### Text segment

United States District Court, D. Massachusetts

April 7, 2017

MONSANTO COMPANY et al. Defendants.


          Denise J. Casper United States District Judge.

         I. Introduction

         Plaintiff Town of Westport (“Westport”) has filed this lawsuit against Defendants Monsanto Company, Pharmacia Corporation and Solutia, Inc. (collectively “Pharmacia”) alleging that one of its school buildings, Westport Middle School (“WMS”), was contaminated with polychlorinated biphenyls (“PCBs”) that originated from plasticizers produced by Pharmacia. D. 1. Pharmacia has moved for summary judgment as to Westport's claims of breach of the implied warranty of merchantability for defective design (Count I), breach of the implied warranty of merchantability for failure to warn (Count II) and negligence (Count III). D. 205. Alternatively, Pharmacia has moved for partial summary judgment on Westport's claim of damages, asking that the Court limit Westport's damages to no more than the fair market value of WMS. D. 201. Lastly, both parties have filed numerous motions to exclude the expert reports and anticipated testimony of a number of proposed experts. D. 153; D. 155; D. 157; D. 158; D. 159; D. 164; D. 167; D. 170; D. 173. For the reasons stated below, the Court ALLOWS the motion for summary judgment, D. 205, and DENIES the motion for partial summary judgment, D. 201, as moot. Furthermore, the Court DENIES the motions to exclude expert testimony as moot, D. 153; D. 155; D. 157; D. 158; D. 159; D. 164; D. 167; D. 170; D. 173.

         II. Factual Background

         Unless otherwise noted, the following undisputed material facts are drawn from the parties' statements of material facts and their responses. WMS was built in or about 1970. D. 207 ¶ 38; D. 212-1 ¶ 38. The construction specifications of WMS called for the use of caulk. D. 207 ¶¶ 38-39; D. 212-1 ¶¶ 38-39. While Pharmacia did not manufacture, formulate, sell or market caulk, it did sell chemical additives-called plasticizers-that were then used by intermediary distributors and product manufacturers (or “formulators”) in their caulk formulations. D. 207 ¶ 9; D. 212-1 ¶ 9. One such formulator, Product Research & Chemical Corporation (“PRC”), supplied caulk to the contractors hired by Westport for the construction of WMS. D. 207 ¶¶ 15, 39; D. 212-1 ¶¶ 15, 39. Pharmacia did not determine the caulk formulation; this was instead determined exclusively by the formulators. D. 207 ¶ 10; D. 212-1 ¶ 10. Thus, while Pharmacia played a role in suggesting particular chemical compositions to formulators based on Pharmacia's own studies, the formulators ultimately determined the composition of the various interacting components that would make up the caulk-such as the base resin, fillers, plasticizers and other additives. Id. As such, caulk formulations-like the one supplied to the WMS contractors by PRC-were proprietary to their manufacturer. Id. ¶ 14; D. 212-1 ¶ 14.

######
### The data

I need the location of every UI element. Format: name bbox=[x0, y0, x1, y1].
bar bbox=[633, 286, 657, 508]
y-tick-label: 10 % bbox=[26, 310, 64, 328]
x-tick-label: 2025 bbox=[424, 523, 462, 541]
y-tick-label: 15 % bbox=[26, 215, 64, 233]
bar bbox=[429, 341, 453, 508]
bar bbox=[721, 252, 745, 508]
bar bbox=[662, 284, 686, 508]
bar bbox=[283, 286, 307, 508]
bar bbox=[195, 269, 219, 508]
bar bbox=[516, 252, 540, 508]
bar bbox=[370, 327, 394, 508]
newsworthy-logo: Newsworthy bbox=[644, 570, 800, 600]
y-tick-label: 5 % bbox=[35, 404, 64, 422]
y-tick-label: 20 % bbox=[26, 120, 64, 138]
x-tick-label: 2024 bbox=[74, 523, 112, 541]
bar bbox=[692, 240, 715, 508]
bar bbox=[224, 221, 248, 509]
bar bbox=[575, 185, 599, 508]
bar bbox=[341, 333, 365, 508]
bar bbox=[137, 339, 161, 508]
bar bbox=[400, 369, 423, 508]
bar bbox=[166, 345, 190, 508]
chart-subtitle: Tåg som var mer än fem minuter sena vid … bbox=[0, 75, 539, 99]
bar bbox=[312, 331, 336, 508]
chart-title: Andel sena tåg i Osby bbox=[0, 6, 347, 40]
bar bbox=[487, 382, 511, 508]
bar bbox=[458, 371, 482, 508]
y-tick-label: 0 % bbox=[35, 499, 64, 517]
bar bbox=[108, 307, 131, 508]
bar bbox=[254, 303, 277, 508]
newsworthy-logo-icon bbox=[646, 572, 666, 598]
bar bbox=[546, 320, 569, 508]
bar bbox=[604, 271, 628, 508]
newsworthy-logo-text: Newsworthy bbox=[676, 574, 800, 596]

######

*Task list*
[A] According to the court opinion, when was Westport Middle School built?
[B] Which companies does the court opinion name as defendants?
[C] Carry the court opinion on PCB contamination at Westport Middle School forward from its final sentence.

*Numbered answers*
[A] In or about 1970.

[B] Monsanto Company, Pharmacia Corporation, and Solutia, Inc.

[C]
         Some Pharmacia plasticizers consisted of mixtures of PCBs, which are a class of 209 nonpolar chlorinated hydrocarbons with a biphenyl nucleus on which one to ten of the hydrogens have been replaced by chlorine. D. 207 ¶¶ 1, 3; D. 212-1 ¶¶ 1, 3. Commercial PCBs, like those manufactured by Pharmacia, were sold as complex mixtures containing multiple PCB isomers (congeners) at different degrees of chlorination. D. 207 ¶ 1; D. 212-1 ¶ 1. The Pharmacia PCB-containing Aroclor numbers included but were not limited to 1248 and 1254. D. 207 ¶ 3; D. 212-1 ¶ 3. In 1970, in response to growing information regarding PCBs' environmental presence, Pharmacia began voluntarily phasing out the sale of PCBs for various applications, but continued to sell certain PCB-containing plasticizers after this date. D. 207 ¶ 7; D. 212-1 ¶ 7. Pharmacia ended the manufacture and sale of PCBs for all uses by 1977. D. 207 ¶ 8; D. 212-1 ¶ 8.

         In 2010, Westport planned to replace multiple windows at WMS as a part of the Massachusetts State Building Authority's Green Repair Program. D. 207 ¶ 44; D. 212-1 ¶ 44. In furtherance of this project, Westport tested the WMS facility for potentially hazardous materials, including PCBs, on May 11, 2011. D. 207 ¶¶ 45-46, 48; D. 212-1 ¶¶ 45-46, 48. These tests identified PCBs in window glazing, exterior window caulking and interior door caulking throughout WMS. D. 207 ¶ 48; D. 212-1 ¶ 48. These PCBs were identified as Aroclor 1248 and Aroclor 1254. D. 212-1 ¶ 1; D. 229 ¶ 1. Westport then began a multimillion dollar PCB remediation project to remove all material containing PCBs from WMS. D. 207 ¶ 48; D. 212-1 ¶ 48.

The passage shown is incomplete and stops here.